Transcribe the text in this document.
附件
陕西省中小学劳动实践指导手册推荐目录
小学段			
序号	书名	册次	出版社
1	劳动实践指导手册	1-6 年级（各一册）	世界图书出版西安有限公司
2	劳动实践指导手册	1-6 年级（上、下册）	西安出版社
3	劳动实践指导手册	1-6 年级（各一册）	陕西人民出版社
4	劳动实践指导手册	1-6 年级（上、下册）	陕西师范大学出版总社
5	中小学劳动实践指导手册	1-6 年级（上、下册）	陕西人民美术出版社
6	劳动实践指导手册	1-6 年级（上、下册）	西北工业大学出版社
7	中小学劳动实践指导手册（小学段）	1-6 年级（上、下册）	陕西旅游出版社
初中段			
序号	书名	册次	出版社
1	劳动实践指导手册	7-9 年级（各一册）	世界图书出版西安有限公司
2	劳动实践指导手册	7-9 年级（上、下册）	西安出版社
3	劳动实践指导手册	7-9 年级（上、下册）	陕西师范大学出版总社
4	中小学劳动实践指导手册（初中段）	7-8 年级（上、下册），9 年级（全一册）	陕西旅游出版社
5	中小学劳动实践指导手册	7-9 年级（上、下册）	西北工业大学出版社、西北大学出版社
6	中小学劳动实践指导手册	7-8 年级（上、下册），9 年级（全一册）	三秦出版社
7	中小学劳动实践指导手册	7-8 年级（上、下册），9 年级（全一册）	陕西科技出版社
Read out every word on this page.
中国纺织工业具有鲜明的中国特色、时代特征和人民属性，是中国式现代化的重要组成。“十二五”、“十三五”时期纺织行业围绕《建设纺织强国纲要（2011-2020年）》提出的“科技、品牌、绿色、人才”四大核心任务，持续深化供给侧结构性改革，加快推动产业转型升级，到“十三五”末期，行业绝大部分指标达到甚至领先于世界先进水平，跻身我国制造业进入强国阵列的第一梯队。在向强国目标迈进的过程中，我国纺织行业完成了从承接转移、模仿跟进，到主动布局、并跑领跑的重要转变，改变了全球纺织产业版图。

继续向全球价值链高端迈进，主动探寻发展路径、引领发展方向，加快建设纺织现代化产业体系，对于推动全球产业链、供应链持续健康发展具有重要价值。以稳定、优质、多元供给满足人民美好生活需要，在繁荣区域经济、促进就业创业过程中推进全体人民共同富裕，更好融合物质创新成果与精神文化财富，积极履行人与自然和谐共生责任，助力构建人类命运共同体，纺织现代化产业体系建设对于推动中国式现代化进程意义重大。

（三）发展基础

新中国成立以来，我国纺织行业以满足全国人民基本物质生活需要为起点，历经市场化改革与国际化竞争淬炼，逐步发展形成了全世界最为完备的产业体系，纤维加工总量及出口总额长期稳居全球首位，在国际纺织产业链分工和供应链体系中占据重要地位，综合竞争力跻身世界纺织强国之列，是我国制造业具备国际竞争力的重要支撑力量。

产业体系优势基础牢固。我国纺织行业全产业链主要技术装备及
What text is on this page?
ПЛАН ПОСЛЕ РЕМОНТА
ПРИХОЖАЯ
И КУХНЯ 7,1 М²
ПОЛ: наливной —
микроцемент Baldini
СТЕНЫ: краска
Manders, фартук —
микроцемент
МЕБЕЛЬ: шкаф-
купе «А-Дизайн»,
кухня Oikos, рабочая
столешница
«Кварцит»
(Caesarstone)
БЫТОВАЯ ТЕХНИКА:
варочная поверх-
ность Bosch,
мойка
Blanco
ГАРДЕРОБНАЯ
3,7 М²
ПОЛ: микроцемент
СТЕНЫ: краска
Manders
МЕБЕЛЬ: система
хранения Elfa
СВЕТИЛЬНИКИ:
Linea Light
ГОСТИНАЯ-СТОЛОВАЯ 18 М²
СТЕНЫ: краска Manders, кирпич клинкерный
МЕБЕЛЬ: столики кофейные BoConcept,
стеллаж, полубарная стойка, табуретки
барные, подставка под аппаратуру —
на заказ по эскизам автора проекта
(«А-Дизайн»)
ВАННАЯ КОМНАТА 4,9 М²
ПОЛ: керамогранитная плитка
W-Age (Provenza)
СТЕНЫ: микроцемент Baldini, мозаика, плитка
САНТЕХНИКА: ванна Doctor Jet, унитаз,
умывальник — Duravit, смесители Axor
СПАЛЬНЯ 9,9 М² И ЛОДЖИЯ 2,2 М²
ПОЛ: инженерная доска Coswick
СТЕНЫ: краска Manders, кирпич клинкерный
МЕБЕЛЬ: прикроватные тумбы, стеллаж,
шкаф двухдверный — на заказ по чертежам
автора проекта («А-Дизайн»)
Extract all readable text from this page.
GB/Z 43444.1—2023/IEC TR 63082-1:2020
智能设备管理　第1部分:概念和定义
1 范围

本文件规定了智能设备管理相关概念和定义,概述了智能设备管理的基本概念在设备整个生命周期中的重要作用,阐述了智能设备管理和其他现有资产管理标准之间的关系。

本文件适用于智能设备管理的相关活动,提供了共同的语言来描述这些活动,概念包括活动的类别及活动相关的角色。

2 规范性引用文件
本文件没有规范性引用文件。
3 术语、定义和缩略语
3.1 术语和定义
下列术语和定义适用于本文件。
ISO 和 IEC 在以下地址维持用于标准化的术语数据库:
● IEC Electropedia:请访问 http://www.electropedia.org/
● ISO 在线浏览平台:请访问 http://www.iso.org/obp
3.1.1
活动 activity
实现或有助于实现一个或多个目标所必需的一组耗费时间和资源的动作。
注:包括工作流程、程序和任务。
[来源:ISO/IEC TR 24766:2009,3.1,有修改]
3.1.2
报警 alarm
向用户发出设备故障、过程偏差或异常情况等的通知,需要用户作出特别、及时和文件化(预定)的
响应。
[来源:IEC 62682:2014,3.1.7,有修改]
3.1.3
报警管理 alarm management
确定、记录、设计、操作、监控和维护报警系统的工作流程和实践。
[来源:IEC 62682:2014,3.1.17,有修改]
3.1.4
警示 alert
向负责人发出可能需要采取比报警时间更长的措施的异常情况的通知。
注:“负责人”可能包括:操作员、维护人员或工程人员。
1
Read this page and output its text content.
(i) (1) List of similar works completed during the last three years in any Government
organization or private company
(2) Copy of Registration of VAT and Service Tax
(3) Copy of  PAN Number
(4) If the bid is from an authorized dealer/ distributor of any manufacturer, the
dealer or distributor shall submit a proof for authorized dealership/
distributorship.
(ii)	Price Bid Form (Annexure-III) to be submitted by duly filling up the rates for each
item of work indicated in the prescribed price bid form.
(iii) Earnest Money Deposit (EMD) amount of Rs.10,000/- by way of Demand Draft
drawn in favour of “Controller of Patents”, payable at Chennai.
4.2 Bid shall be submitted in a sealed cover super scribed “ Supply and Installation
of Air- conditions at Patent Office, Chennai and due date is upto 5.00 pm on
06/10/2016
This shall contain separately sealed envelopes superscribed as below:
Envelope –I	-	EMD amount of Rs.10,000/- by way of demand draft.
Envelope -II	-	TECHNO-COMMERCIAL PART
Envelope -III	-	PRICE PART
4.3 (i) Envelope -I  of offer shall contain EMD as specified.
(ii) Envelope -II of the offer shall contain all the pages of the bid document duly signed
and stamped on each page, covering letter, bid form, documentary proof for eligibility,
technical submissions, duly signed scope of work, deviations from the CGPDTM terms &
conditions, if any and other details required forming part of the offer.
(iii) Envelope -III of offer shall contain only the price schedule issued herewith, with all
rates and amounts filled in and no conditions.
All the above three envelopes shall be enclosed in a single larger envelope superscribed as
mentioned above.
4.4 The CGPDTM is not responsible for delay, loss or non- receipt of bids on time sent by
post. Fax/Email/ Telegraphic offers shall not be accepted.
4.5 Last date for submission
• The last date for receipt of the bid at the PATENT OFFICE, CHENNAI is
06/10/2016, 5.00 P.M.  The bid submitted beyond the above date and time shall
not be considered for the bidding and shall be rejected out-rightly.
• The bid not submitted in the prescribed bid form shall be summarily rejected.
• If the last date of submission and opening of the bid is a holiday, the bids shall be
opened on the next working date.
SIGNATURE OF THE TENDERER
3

● ● ●

Prompt →
Search the records above for "проекта". Copy each line where it is found.

Exercise solution →
на заказ по эскизам автора проекта
автора проекта («А-Дизайн»)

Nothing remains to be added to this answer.